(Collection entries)
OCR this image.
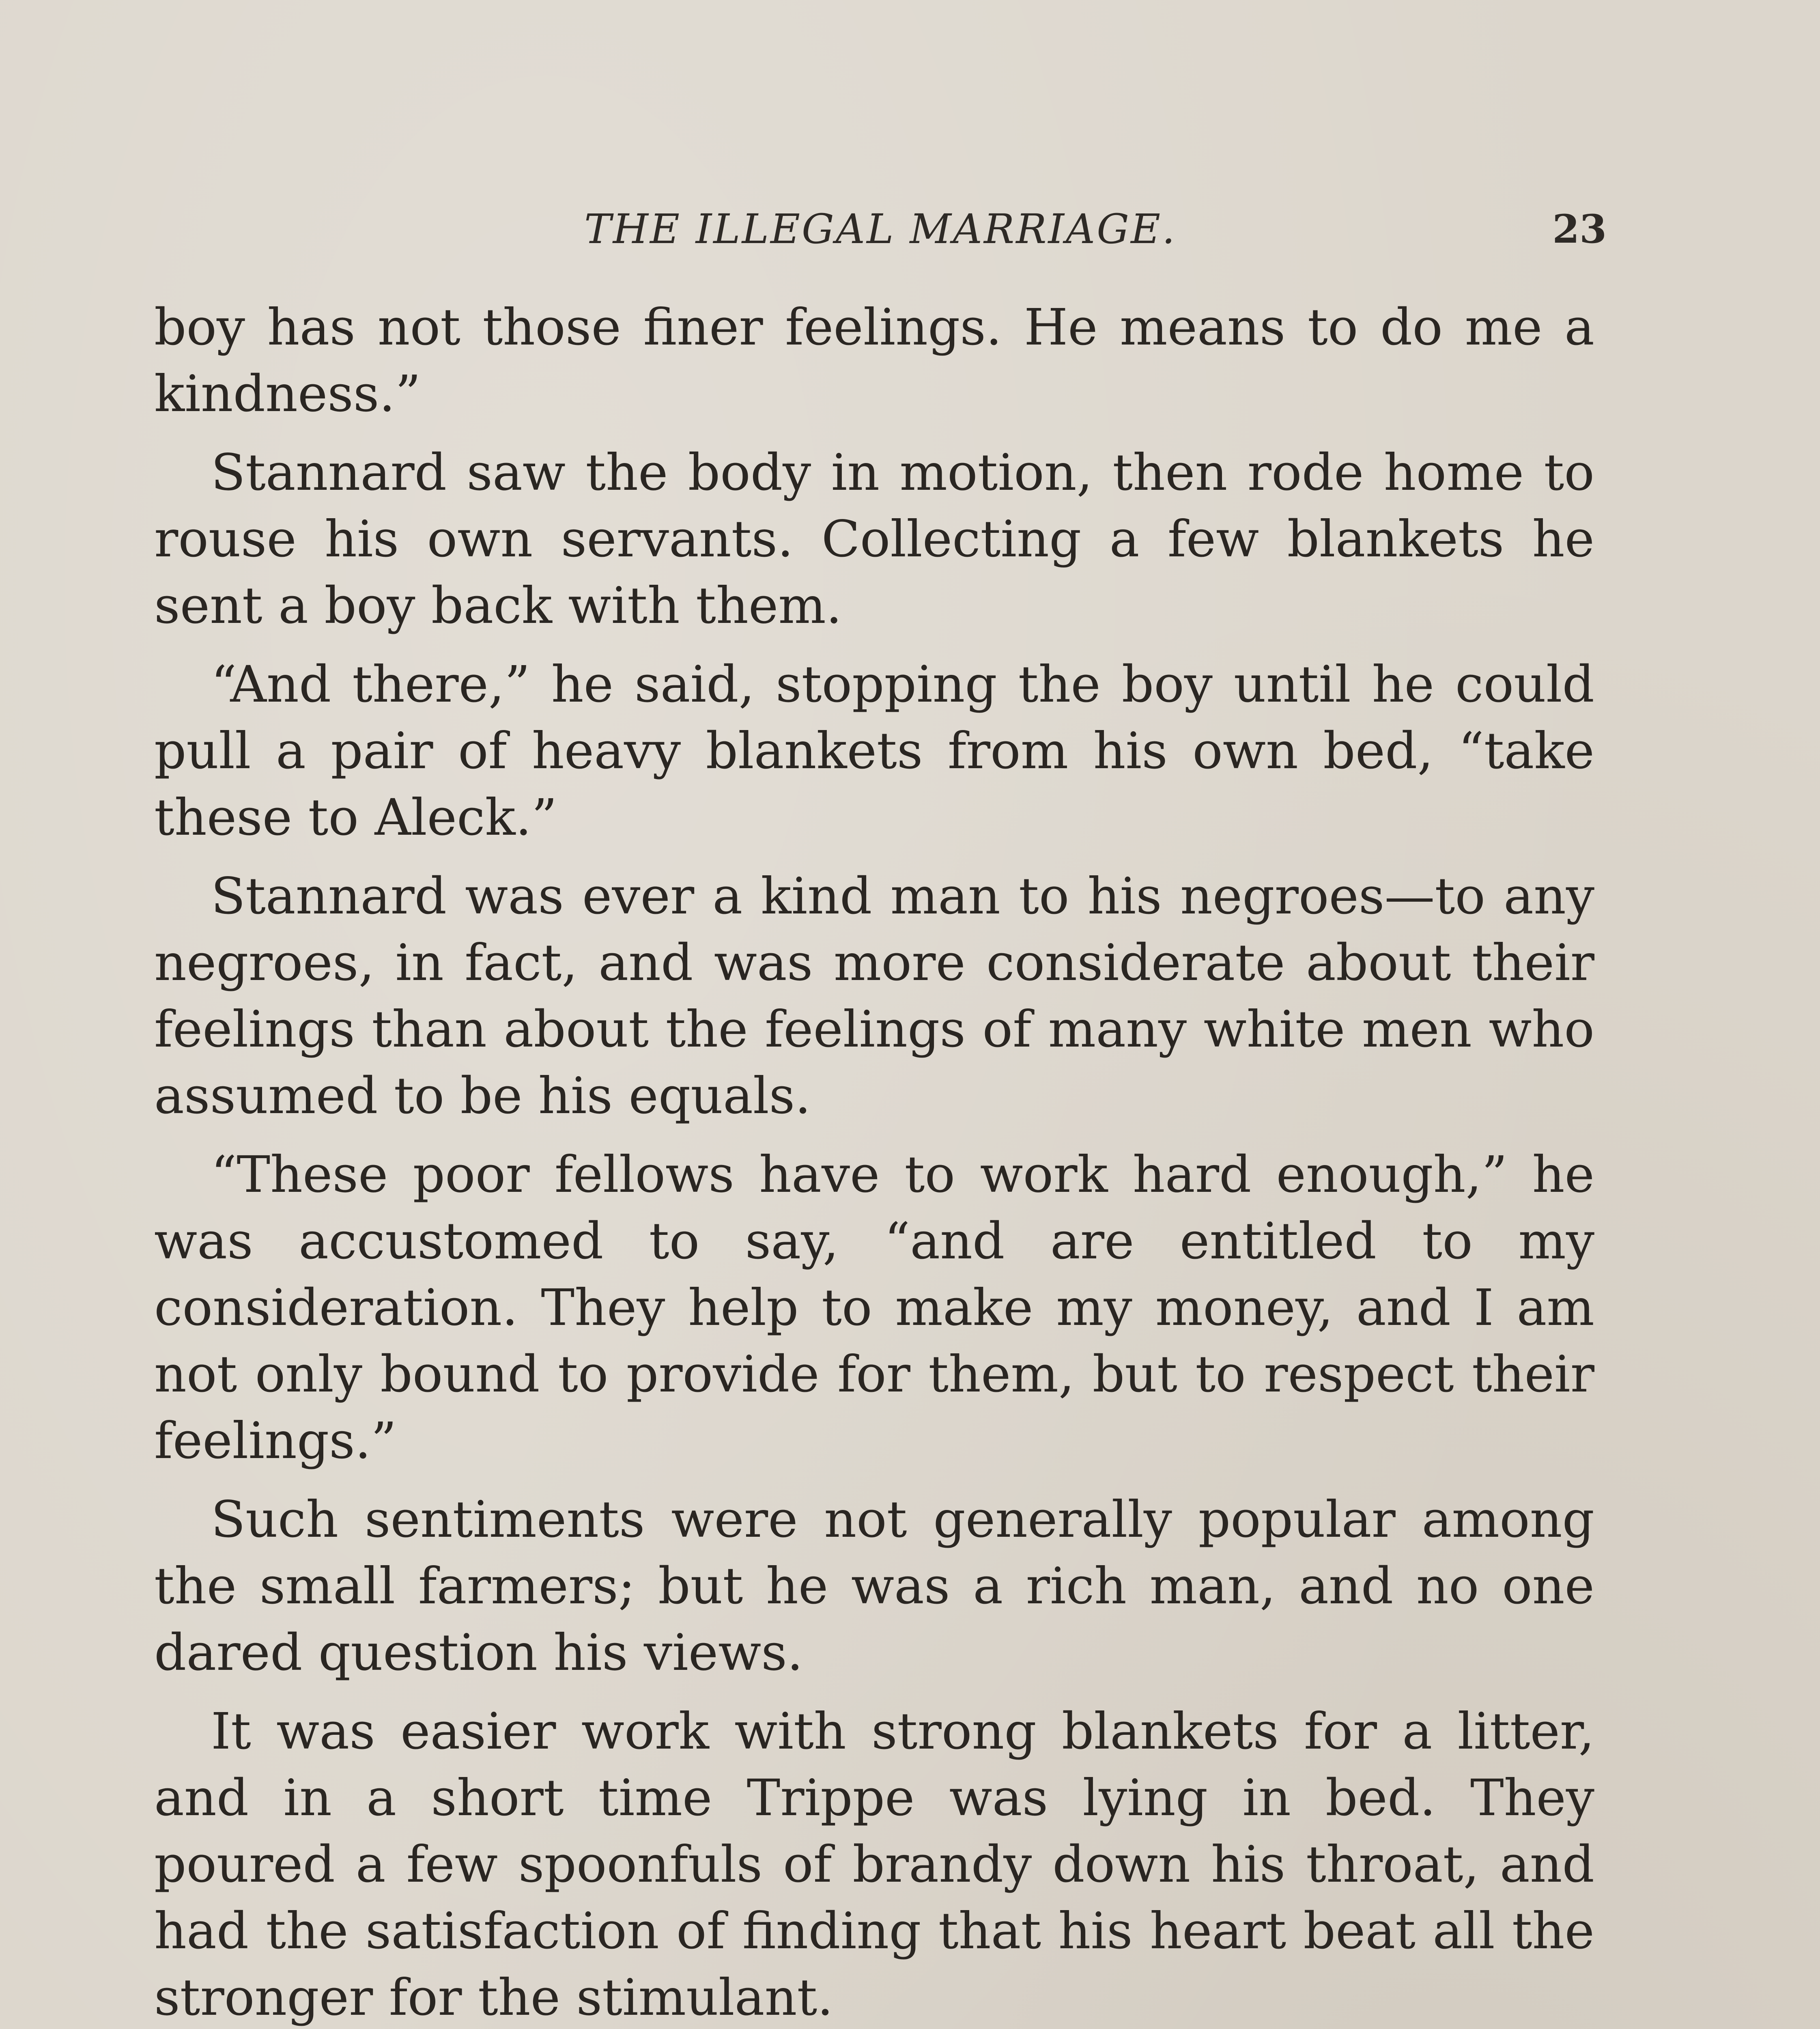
THE ILLEGAL MARRIAGE.	23

boy has not those finer feelings. He means to do me a kindness.”

Stannard saw the body in motion, then rode home to rouse his own servants. Collecting a few blankets he sent a boy back with them.

“And there,” he said, stopping the boy until he could pull a pair of heavy blankets from his own bed, “take these to Aleck.”

Stannard was ever a kind man to his negroes—to any negroes, in fact, and was more considerate about their feelings than about the feelings of many white men who assumed to be his equals.

“These poor fellows have to work hard enough,” he was accustomed to say, “and are entitled to my consideration. They help to make my money, and I am not only bound to provide for them, but to respect their feelings.”

Such sentiments were not generally popular among the small farmers; but he was a rich man, and no one dared question his views.

It was easier work with strong blankets for a litter, and in a short time Trippe was lying in bed. They poured a few spoonfuls of brandy down his throat, and had the satisfaction of finding that his heart beat all the stronger for the stimulant.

> _INSTRUCTIONS FOR THE TASK_
Without including any pictures, output all the entries above exactly.

> _WRITTEN SOLUTION_
OCR this image.
THE ILLEGAL MARRIAGE.	23

boy has not those finer feelings. He means to do me a kindness.”

Stannard saw the body in motion, then rode home to rouse his own servants. Collecting a few blankets he sent a boy back with them.

“And there,” he said, stopping the boy until he could pull a pair of heavy blankets from his own bed, “take these to Aleck.”

Stannard was ever a kind man to his negroes—to any negroes, in fact, and was more considerate about their feelings than about the feelings of many white men who assumed to be his equals.

“These poor fellows have to work hard enough,” he was accustomed to say, “and are entitled to my consideration. They help to make my money, and I am not only bound to provide for them, but to respect their feelings.”

Such sentiments were not generally popular among the small farmers; but he was a rich man, and no one dared question his views.

It was easier work with strong blankets for a litter, and in a short time Trippe was lying in bed. They poured a few spoonfuls of brandy down his throat, and had the satisfaction of finding that his heart beat all the stronger for the stimulant.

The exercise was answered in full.